Copy all the entries below exactly, but not the pictures.

— start RECORDS FOR THIS EXERCISE —

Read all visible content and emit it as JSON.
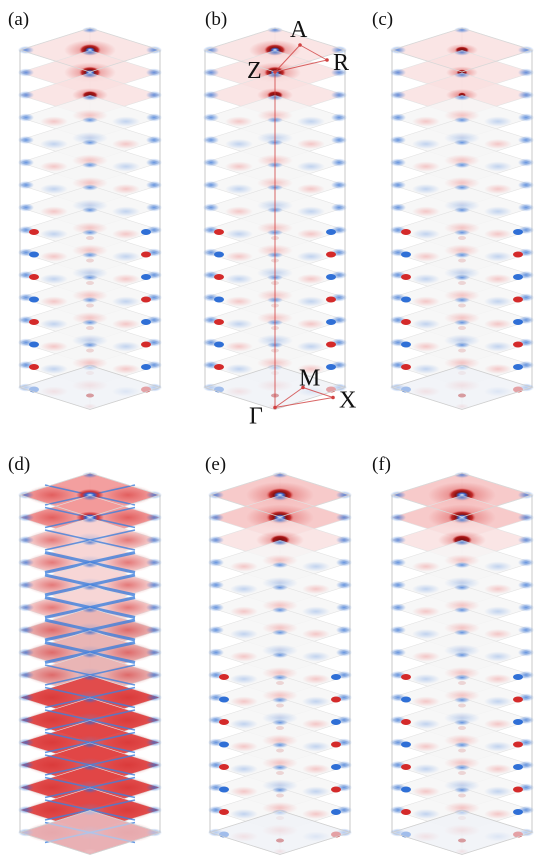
{
  "figure": {
    "panels": [
      {
        "id": "a",
        "label": "(a)",
        "style": "diffuse"
      },
      {
        "id": "b",
        "label": "(b)",
        "style": "diffuse-sharp"
      },
      {
        "id": "c",
        "label": "(c)",
        "style": "dots"
      },
      {
        "id": "d",
        "label": "(d)",
        "style": "intense"
      },
      {
        "id": "e",
        "label": "(e)",
        "style": "strong-top"
      },
      {
        "id": "f",
        "label": "(f)",
        "style": "strong-top"
      }
    ],
    "k_points": [
      {
        "id": "A",
        "label": "A"
      },
      {
        "id": "R",
        "label": "R"
      },
      {
        "id": "Z",
        "label": "Z"
      },
      {
        "id": "M",
        "label": "M"
      },
      {
        "id": "X",
        "label": "X"
      },
      {
        "id": "Gamma",
        "label": "Γ"
      }
    ],
    "colors": {
      "positive": "#d42a2a",
      "dark_positive": "#8a1010",
      "negative": "#2f6fd6",
      "neutral": "#f7f7f7",
      "edge": "#c9c9c9",
      "path": "#d04040"
    },
    "layers_per_stack": 16
  }
}
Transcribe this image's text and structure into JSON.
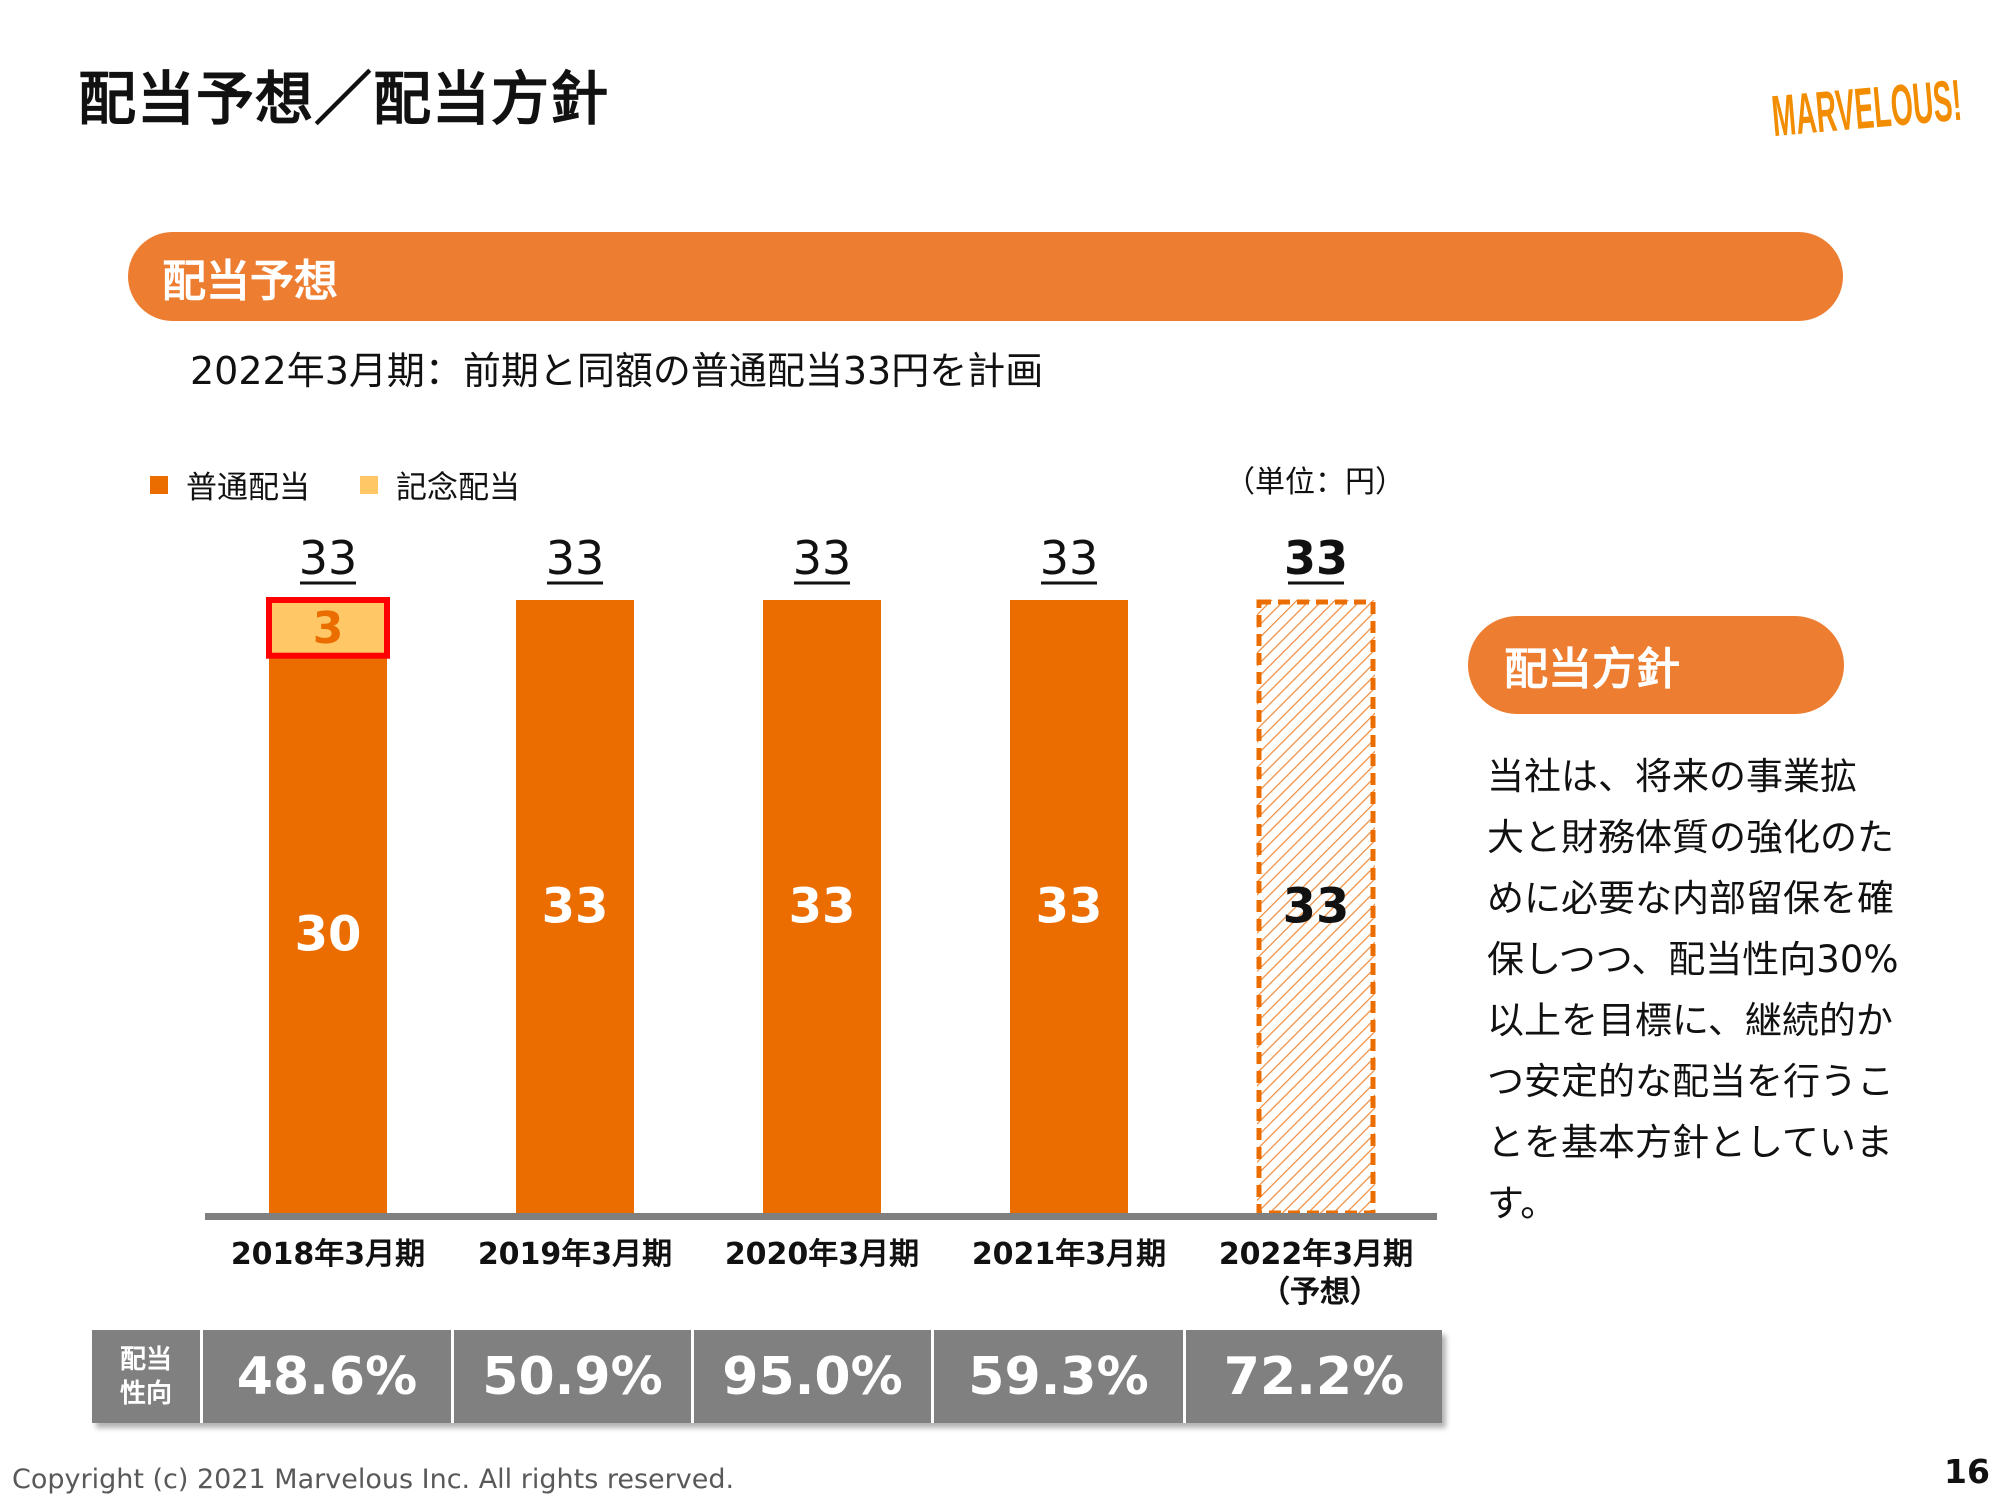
{
  "header": {
    "title": "配当予想／配当方針",
    "logo_text": "MARVELOUS!"
  },
  "section_dividend_forecast": {
    "label": "配当予想",
    "subtitle": "2022年3月期：前期と同額の普通配当33円を計画"
  },
  "legend": {
    "items": [
      {
        "label": "普通配当",
        "color": "#EB6D00"
      },
      {
        "label": "記念配当",
        "color": "#FFC766"
      }
    ]
  },
  "unit_label": "（単位：円）",
  "chart_data": {
    "type": "bar",
    "stacked": true,
    "categories": [
      "2018年3月期",
      "2019年3月期",
      "2020年3月期",
      "2021年3月期",
      "2022年3月期"
    ],
    "category_notes": [
      "",
      "",
      "",
      "",
      "（予想）"
    ],
    "series": [
      {
        "name": "普通配当",
        "values": [
          30,
          33,
          33,
          33,
          33
        ],
        "color": "#EB6D00"
      },
      {
        "name": "記念配当",
        "values": [
          3,
          0,
          0,
          0,
          0
        ],
        "color": "#FFC766"
      }
    ],
    "totals": [
      33,
      33,
      33,
      33,
      33
    ],
    "forecast_index": 4,
    "ylim": [
      0,
      33
    ],
    "grid": false,
    "legend_position": "top-left"
  },
  "payout_ratio": {
    "header_line1": "配当",
    "header_line2": "性向",
    "values": [
      "48.6%",
      "50.9%",
      "95.0%",
      "59.3%",
      "72.2%"
    ]
  },
  "section_dividend_policy": {
    "label": "配当方針",
    "text_lines": [
      "当社は、将来の事業拡",
      "大と財務体質の強化のた",
      "めに必要な内部留保を確",
      "保しつつ、配当性向30%",
      "以上を目標に、継続的か",
      "つ安定的な配当を行うこ",
      "とを基本方針としています。"
    ]
  },
  "footer": {
    "copyright": "Copyright (c) 2021 Marvelous Inc. All rights reserved.",
    "page_number": "16"
  }
}
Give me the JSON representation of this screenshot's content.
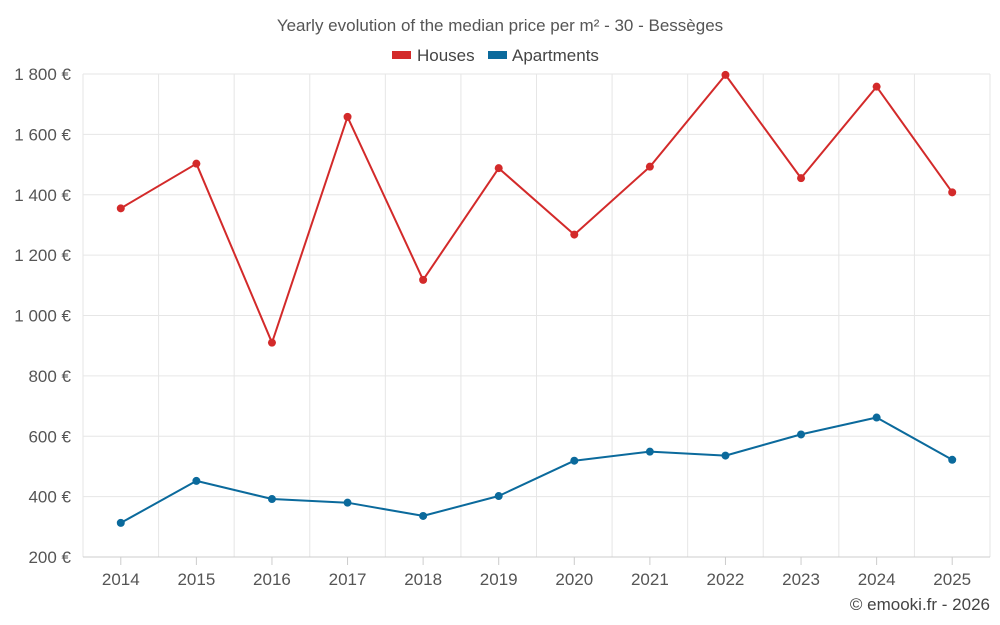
{
  "chart_data": {
    "type": "line",
    "title": "Yearly evolution of the median price per m² - 30 - Bessèges",
    "xlabel": "",
    "ylabel": "",
    "categories": [
      "2014",
      "2015",
      "2016",
      "2017",
      "2018",
      "2019",
      "2020",
      "2021",
      "2022",
      "2023",
      "2024",
      "2025"
    ],
    "ylim": [
      200,
      1800
    ],
    "yticks": [
      200,
      400,
      600,
      800,
      1000,
      1200,
      1400,
      1600,
      1800
    ],
    "ytick_labels": [
      "200 €",
      "400 €",
      "600 €",
      "800 €",
      "1 000 €",
      "1 200 €",
      "1 400 €",
      "1 600 €",
      "1 800 €"
    ],
    "grid": true,
    "legend_position": "top-center",
    "series": [
      {
        "name": "Houses",
        "color": "#d32a2a",
        "values": [
          1355,
          1503,
          910,
          1658,
          1118,
          1488,
          1268,
          1493,
          1797,
          1455,
          1758,
          1408
        ]
      },
      {
        "name": "Apartments",
        "color": "#0b6a9c",
        "values": [
          313,
          452,
          392,
          380,
          336,
          402,
          519,
          549,
          536,
          606,
          662,
          522
        ]
      }
    ]
  },
  "footer": {
    "credit": "© emooki.fr - 2026"
  }
}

— end RECORDS FOR THIS EXERCISE —

_RESULT BELOW_
Read all visible content and emit it as JSON.
{
  "figure": {
    "panels": [
      {
        "id": "a",
        "label": "(a)",
        "style": "diffuse"
      },
      {
        "id": "b",
        "label": "(b)",
        "style": "diffuse-sharp"
      },
      {
        "id": "c",
        "label": "(c)",
        "style": "dots"
      },
      {
        "id": "d",
        "label": "(d)",
        "style": "intense"
      },
      {
        "id": "e",
        "label": "(e)",
        "style": "strong-top"
      },
      {
        "id": "f",
        "label": "(f)",
        "style": "strong-top"
      }
    ],
    "k_points": [
      {
        "id": "A",
        "label": "A"
      },
      {
        "id": "R",
        "label": "R"
      },
      {
        "id": "Z",
        "label": "Z"
      },
      {
        "id": "M",
        "label": "M"
      },
      {
        "id": "X",
        "label": "X"
      },
      {
        "id": "Gamma",
        "label": "Γ"
      }
    ],
    "colors": {
      "positive": "#d42a2a",
      "dark_positive": "#8a1010",
      "negative": "#2f6fd6",
      "neutral": "#f7f7f7",
      "edge": "#c9c9c9",
      "path": "#d04040"
    },
    "layers_per_stack": 16
  }
}
Transcribe this image's text and structure into JSON.
{
  "header": {
    "title": "配当予想／配当方針",
    "logo_text": "MARVELOUS!"
  },
  "section_dividend_forecast": {
    "label": "配当予想",
    "subtitle": "2022年3月期：前期と同額の普通配当33円を計画"
  },
  "legend": {
    "items": [
      {
        "label": "普通配当",
        "color": "#EB6D00"
      },
      {
        "label": "記念配当",
        "color": "#FFC766"
      }
    ]
  },
  "unit_label": "（単位：円）",
  "chart_data": {
    "type": "bar",
    "stacked": true,
    "categories": [
      "2018年3月期",
      "2019年3月期",
      "2020年3月期",
      "2021年3月期",
      "2022年3月期"
    ],
    "category_notes": [
      "",
      "",
      "",
      "",
      "（予想）"
    ],
    "series": [
      {
        "name": "普通配当",
        "values": [
          30,
          33,
          33,
          33,
          33
        ],
        "color": "#EB6D00"
      },
      {
        "name": "記念配当",
        "values": [
          3,
          0,
          0,
          0,
          0
        ],
        "color": "#FFC766"
      }
    ],
    "totals": [
      33,
      33,
      33,
      33,
      33
    ],
    "forecast_index": 4,
    "ylim": [
      0,
      33
    ],
    "grid": false,
    "legend_position": "top-left"
  },
  "payout_ratio": {
    "header_line1": "配当",
    "header_line2": "性向",
    "values": [
      "48.6%",
      "50.9%",
      "95.0%",
      "59.3%",
      "72.2%"
    ]
  },
  "section_dividend_policy": {
    "label": "配当方針",
    "text_lines": [
      "当社は、将来の事業拡",
      "大と財務体質の強化のた",
      "めに必要な内部留保を確",
      "保しつつ、配当性向30%",
      "以上を目標に、継続的か",
      "つ安定的な配当を行うこ",
      "とを基本方針としています。"
    ]
  },
  "footer": {
    "copyright": "Copyright (c) 2021 Marvelous Inc. All rights reserved.",
    "page_number": "16"
  }
}
Give me the JSON representation of this screenshot's content.
{
  "chart_data": {
    "type": "line",
    "title": "Yearly evolution of the median price per m² - 30 - Bessèges",
    "xlabel": "",
    "ylabel": "",
    "categories": [
      "2014",
      "2015",
      "2016",
      "2017",
      "2018",
      "2019",
      "2020",
      "2021",
      "2022",
      "2023",
      "2024",
      "2025"
    ],
    "ylim": [
      200,
      1800
    ],
    "yticks": [
      200,
      400,
      600,
      800,
      1000,
      1200,
      1400,
      1600,
      1800
    ],
    "ytick_labels": [
      "200 €",
      "400 €",
      "600 €",
      "800 €",
      "1 000 €",
      "1 200 €",
      "1 400 €",
      "1 600 €",
      "1 800 €"
    ],
    "grid": true,
    "legend_position": "top-center",
    "series": [
      {
        "name": "Houses",
        "color": "#d32a2a",
        "values": [
          1355,
          1503,
          910,
          1658,
          1118,
          1488,
          1268,
          1493,
          1797,
          1455,
          1758,
          1408
        ]
      },
      {
        "name": "Apartments",
        "color": "#0b6a9c",
        "values": [
          313,
          452,
          392,
          380,
          336,
          402,
          519,
          549,
          536,
          606,
          662,
          522
        ]
      }
    ]
  },
  "footer": {
    "credit": "© emooki.fr - 2026"
  }
}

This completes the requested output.